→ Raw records
....
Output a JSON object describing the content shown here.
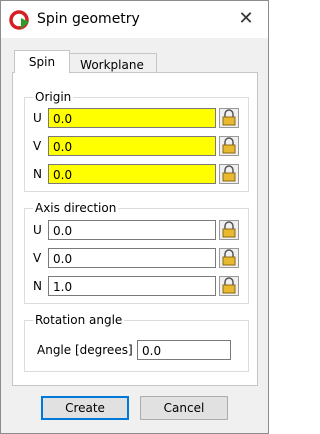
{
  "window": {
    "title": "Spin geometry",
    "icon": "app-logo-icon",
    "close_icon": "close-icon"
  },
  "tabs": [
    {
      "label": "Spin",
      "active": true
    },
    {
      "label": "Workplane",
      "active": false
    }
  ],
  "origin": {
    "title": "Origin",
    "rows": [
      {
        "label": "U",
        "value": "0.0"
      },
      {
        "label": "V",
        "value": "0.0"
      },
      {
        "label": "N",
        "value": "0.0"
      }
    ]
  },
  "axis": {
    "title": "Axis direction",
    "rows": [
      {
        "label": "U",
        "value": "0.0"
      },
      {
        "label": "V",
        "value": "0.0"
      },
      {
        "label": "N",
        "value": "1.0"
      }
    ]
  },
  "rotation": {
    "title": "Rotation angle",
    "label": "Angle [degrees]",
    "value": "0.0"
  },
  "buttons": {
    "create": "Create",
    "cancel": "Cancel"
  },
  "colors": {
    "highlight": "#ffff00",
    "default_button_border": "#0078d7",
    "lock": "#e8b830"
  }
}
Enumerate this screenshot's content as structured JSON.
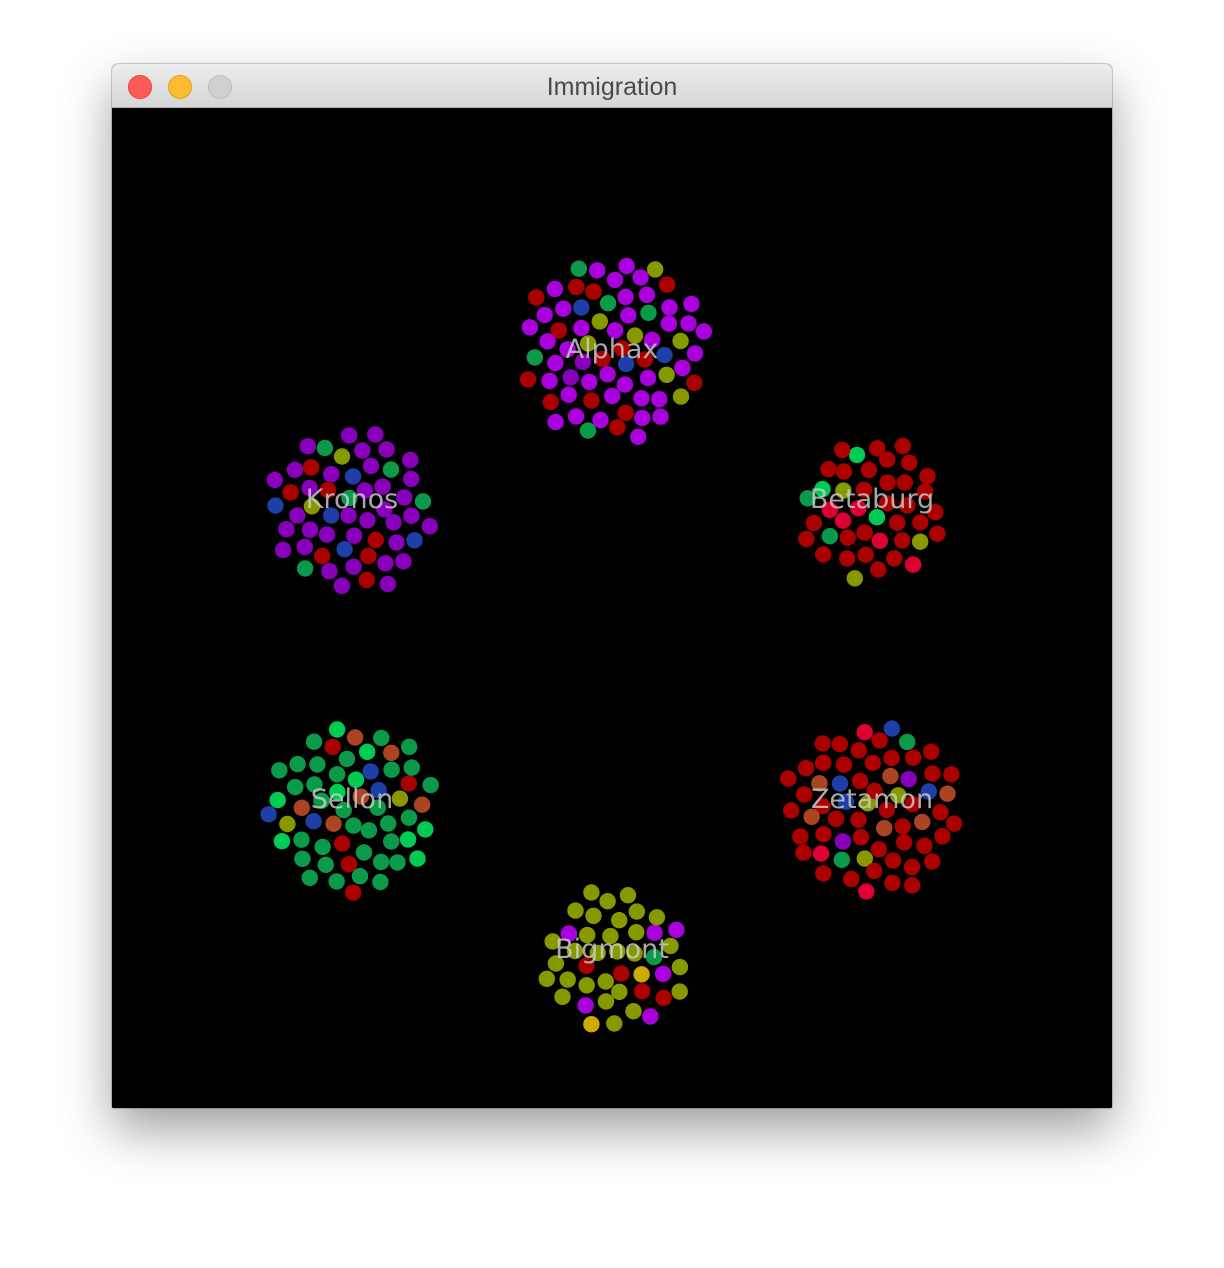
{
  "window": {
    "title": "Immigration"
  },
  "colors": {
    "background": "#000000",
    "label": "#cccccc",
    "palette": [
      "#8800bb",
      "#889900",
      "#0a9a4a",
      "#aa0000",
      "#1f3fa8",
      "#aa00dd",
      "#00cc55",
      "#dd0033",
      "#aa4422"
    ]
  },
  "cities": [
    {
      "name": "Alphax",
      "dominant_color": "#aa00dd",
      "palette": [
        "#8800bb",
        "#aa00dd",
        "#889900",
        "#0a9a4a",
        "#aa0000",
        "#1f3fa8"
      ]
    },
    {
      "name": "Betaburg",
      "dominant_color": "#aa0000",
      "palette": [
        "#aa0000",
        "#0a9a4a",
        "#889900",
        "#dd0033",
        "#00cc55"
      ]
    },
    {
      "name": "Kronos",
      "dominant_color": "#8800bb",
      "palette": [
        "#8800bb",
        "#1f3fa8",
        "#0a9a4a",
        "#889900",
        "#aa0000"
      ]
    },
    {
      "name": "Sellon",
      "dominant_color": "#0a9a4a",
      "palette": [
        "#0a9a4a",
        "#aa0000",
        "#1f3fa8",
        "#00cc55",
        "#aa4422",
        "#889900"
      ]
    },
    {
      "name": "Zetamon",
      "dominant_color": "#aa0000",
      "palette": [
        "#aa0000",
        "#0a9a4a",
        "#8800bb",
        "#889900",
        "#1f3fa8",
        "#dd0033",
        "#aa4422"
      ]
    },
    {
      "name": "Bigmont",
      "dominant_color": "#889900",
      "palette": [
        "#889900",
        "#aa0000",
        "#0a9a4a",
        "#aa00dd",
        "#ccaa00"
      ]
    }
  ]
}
....
Reproduce the data above in full, exactly as it is, with the pictures left out.

→ PROBLEM SOLUTION
Output a JSON object describing the content shown here.
{
  "window": {
    "title": "Spin geometry",
    "icon": "app-logo-icon",
    "close_icon": "close-icon"
  },
  "tabs": [
    {
      "label": "Spin",
      "active": true
    },
    {
      "label": "Workplane",
      "active": false
    }
  ],
  "origin": {
    "title": "Origin",
    "rows": [
      {
        "label": "U",
        "value": "0.0"
      },
      {
        "label": "V",
        "value": "0.0"
      },
      {
        "label": "N",
        "value": "0.0"
      }
    ]
  },
  "axis": {
    "title": "Axis direction",
    "rows": [
      {
        "label": "U",
        "value": "0.0"
      },
      {
        "label": "V",
        "value": "0.0"
      },
      {
        "label": "N",
        "value": "1.0"
      }
    ]
  },
  "rotation": {
    "title": "Rotation angle",
    "label": "Angle [degrees]",
    "value": "0.0"
  },
  "buttons": {
    "create": "Create",
    "cancel": "Cancel"
  },
  "colors": {
    "highlight": "#ffff00",
    "default_button_border": "#0078d7",
    "lock": "#e8b830"
  }
}
Enumerate this screenshot's content as structured JSON.
{
  "window": {
    "title": "Immigration"
  },
  "colors": {
    "background": "#000000",
    "label": "#cccccc",
    "palette": [
      "#8800bb",
      "#889900",
      "#0a9a4a",
      "#aa0000",
      "#1f3fa8",
      "#aa00dd",
      "#00cc55",
      "#dd0033",
      "#aa4422"
    ]
  },
  "cities": [
    {
      "name": "Alphax",
      "dominant_color": "#aa00dd",
      "palette": [
        "#8800bb",
        "#aa00dd",
        "#889900",
        "#0a9a4a",
        "#aa0000",
        "#1f3fa8"
      ]
    },
    {
      "name": "Betaburg",
      "dominant_color": "#aa0000",
      "palette": [
        "#aa0000",
        "#0a9a4a",
        "#889900",
        "#dd0033",
        "#00cc55"
      ]
    },
    {
      "name": "Kronos",
      "dominant_color": "#8800bb",
      "palette": [
        "#8800bb",
        "#1f3fa8",
        "#0a9a4a",
        "#889900",
        "#aa0000"
      ]
    },
    {
      "name": "Sellon",
      "dominant_color": "#0a9a4a",
      "palette": [
        "#0a9a4a",
        "#aa0000",
        "#1f3fa8",
        "#00cc55",
        "#aa4422",
        "#889900"
      ]
    },
    {
      "name": "Zetamon",
      "dominant_color": "#aa0000",
      "palette": [
        "#aa0000",
        "#0a9a4a",
        "#8800bb",
        "#889900",
        "#1f3fa8",
        "#dd0033",
        "#aa4422"
      ]
    },
    {
      "name": "Bigmont",
      "dominant_color": "#889900",
      "palette": [
        "#889900",
        "#aa0000",
        "#0a9a4a",
        "#aa00dd",
        "#ccaa00"
      ]
    }
  ]
}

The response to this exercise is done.